Instruction
Give every line again exactly as it appears, please, but not the pictures.

Saved entries
########
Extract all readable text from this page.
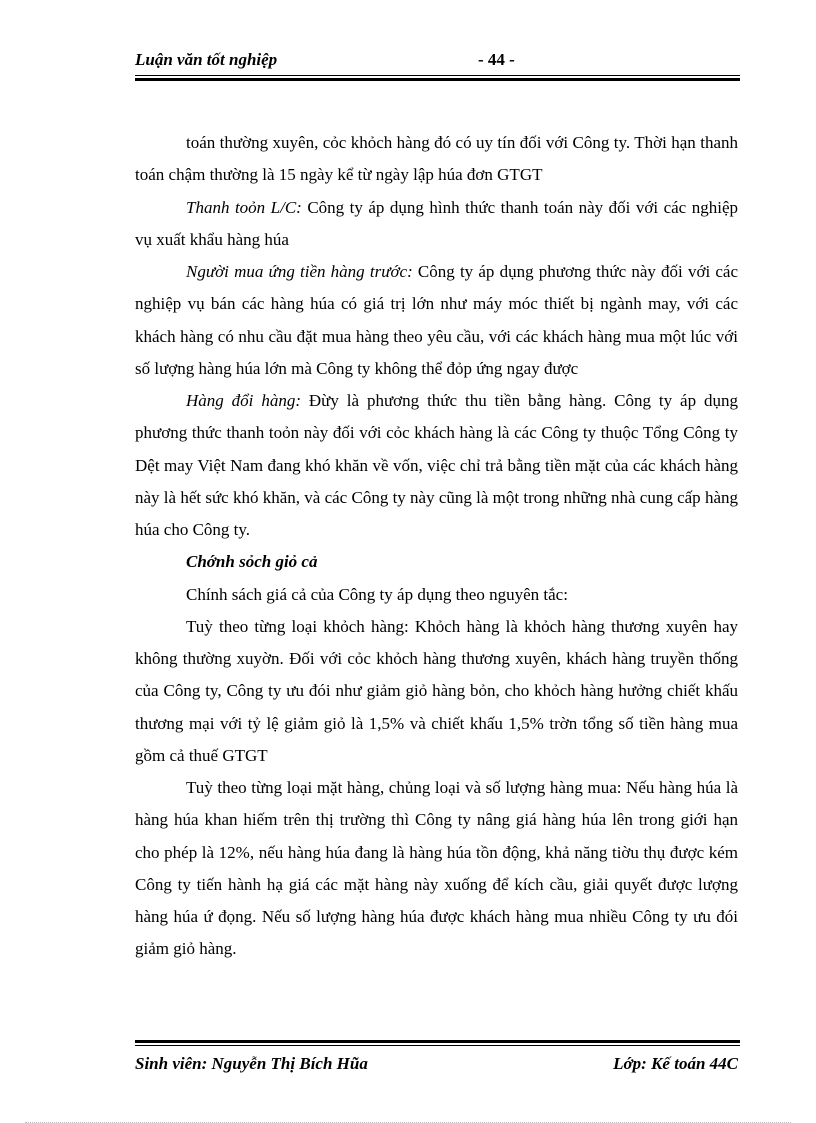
Luận văn tốt nghiệp	- 44 -

toán thường xuyên, cỏc khỏch hàng đó có uy tín đối với Công ty. Thời hạn thanh toán chậm thường là 15 ngày kể từ ngày lập húa đơn GTGT

Thanh toỏn L/C: Công ty áp dụng hình thức thanh toán này đối với các nghiệp vụ xuất khẩu hàng húa

Người mua ứng tiền hàng trước: Công ty áp dụng phương thức này đối với các nghiệp vụ bán các hàng húa có giá trị lớn như máy móc thiết bị ngành may, với các khách hàng có nhu cầu đặt mua hàng theo yêu cầu, với các khách hàng mua một lúc với số lượng hàng húa lớn mà Công ty không thể đỏp ứng ngay được

Hàng đổi hàng: Đừy là phương thức thu tiền bằng hàng. Công ty áp dụng phương thức thanh toỏn này đối với cỏc khách hàng là các Công ty thuộc Tổng Công ty Dệt may Việt Nam đang khó khăn về vốn, việc chỉ trả bằng tiền mặt của các khách hàng này là hết sức khó khăn, và các Công ty này cũng là một trong những nhà cung cấp hàng húa cho Công ty.

Chớnh sỏch giỏ cả

Chính sách giá cả của Công ty áp dụng theo nguyên tắc:

Tuỳ theo từng loại khỏch hàng: Khỏch hàng là khỏch hàng thương xuyên hay không thường xuyờn. Đối với cỏc khỏch hàng thương xuyên, khách hàng truyền thống của Công ty, Công ty ưu đói như giảm giỏ hàng bỏn, cho khỏch hàng hưởng chiết khấu thương mại với tỷ lệ giảm giỏ là 1,5% và chiết khấu 1,5% trờn tổng số tiền hàng mua gồm cả thuế GTGT

Tuỳ theo từng loại mặt hàng, chủng loại và số lượng hàng mua: Nếu hàng húa là hàng húa khan hiếm trên thị trường thì Công ty nâng giá hàng húa lên trong giới hạn cho phép là 12%, nếu hàng húa đang là hàng húa tồn động, khả năng tiờu thụ được kém Công ty tiến hành hạ giá các mặt hàng này xuống để kích cầu, giải quyết được lượng hàng húa ứ đọng. Nếu số lượng hàng húa được khách hàng mua nhiều Công ty ưu đói giảm giỏ hàng.

Sinh viên: Nguyễn Thị Bích Hũa	Lớp: Kế toán 44C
########
Final result
Extract all readable text from this page.
Luận văn tốt nghiệp	- 44 -

toán thường xuyên, cỏc khỏch hàng đó có uy tín đối với Công ty. Thời hạn thanh toán chậm thường là 15 ngày kể từ ngày lập húa đơn GTGT

Thanh toỏn L/C: Công ty áp dụng hình thức thanh toán này đối với các nghiệp vụ xuất khẩu hàng húa

Người mua ứng tiền hàng trước: Công ty áp dụng phương thức này đối với các nghiệp vụ bán các hàng húa có giá trị lớn như máy móc thiết bị ngành may, với các khách hàng có nhu cầu đặt mua hàng theo yêu cầu, với các khách hàng mua một lúc với số lượng hàng húa lớn mà Công ty không thể đỏp ứng ngay được

Hàng đổi hàng: Đừy là phương thức thu tiền bằng hàng. Công ty áp dụng phương thức thanh toỏn này đối với cỏc khách hàng là các Công ty thuộc Tổng Công ty Dệt may Việt Nam đang khó khăn về vốn, việc chỉ trả bằng tiền mặt của các khách hàng này là hết sức khó khăn, và các Công ty này cũng là một trong những nhà cung cấp hàng húa cho Công ty.

Chớnh sỏch giỏ cả

Chính sách giá cả của Công ty áp dụng theo nguyên tắc:

Tuỳ theo từng loại khỏch hàng: Khỏch hàng là khỏch hàng thương xuyên hay không thường xuyờn. Đối với cỏc khỏch hàng thương xuyên, khách hàng truyền thống của Công ty, Công ty ưu đói như giảm giỏ hàng bỏn, cho khỏch hàng hưởng chiết khấu thương mại với tỷ lệ giảm giỏ là 1,5% và chiết khấu 1,5% trờn tổng số tiền hàng mua gồm cả thuế GTGT

Tuỳ theo từng loại mặt hàng, chủng loại và số lượng hàng mua: Nếu hàng húa là hàng húa khan hiếm trên thị trường thì Công ty nâng giá hàng húa lên trong giới hạn cho phép là 12%, nếu hàng húa đang là hàng húa tồn động, khả năng tiờu thụ được kém Công ty tiến hành hạ giá các mặt hàng này xuống để kích cầu, giải quyết được lượng hàng húa ứ đọng. Nếu số lượng hàng húa được khách hàng mua nhiều Công ty ưu đói giảm giỏ hàng.

Sinh viên: Nguyễn Thị Bích Hũa	Lớp: Kế toán 44C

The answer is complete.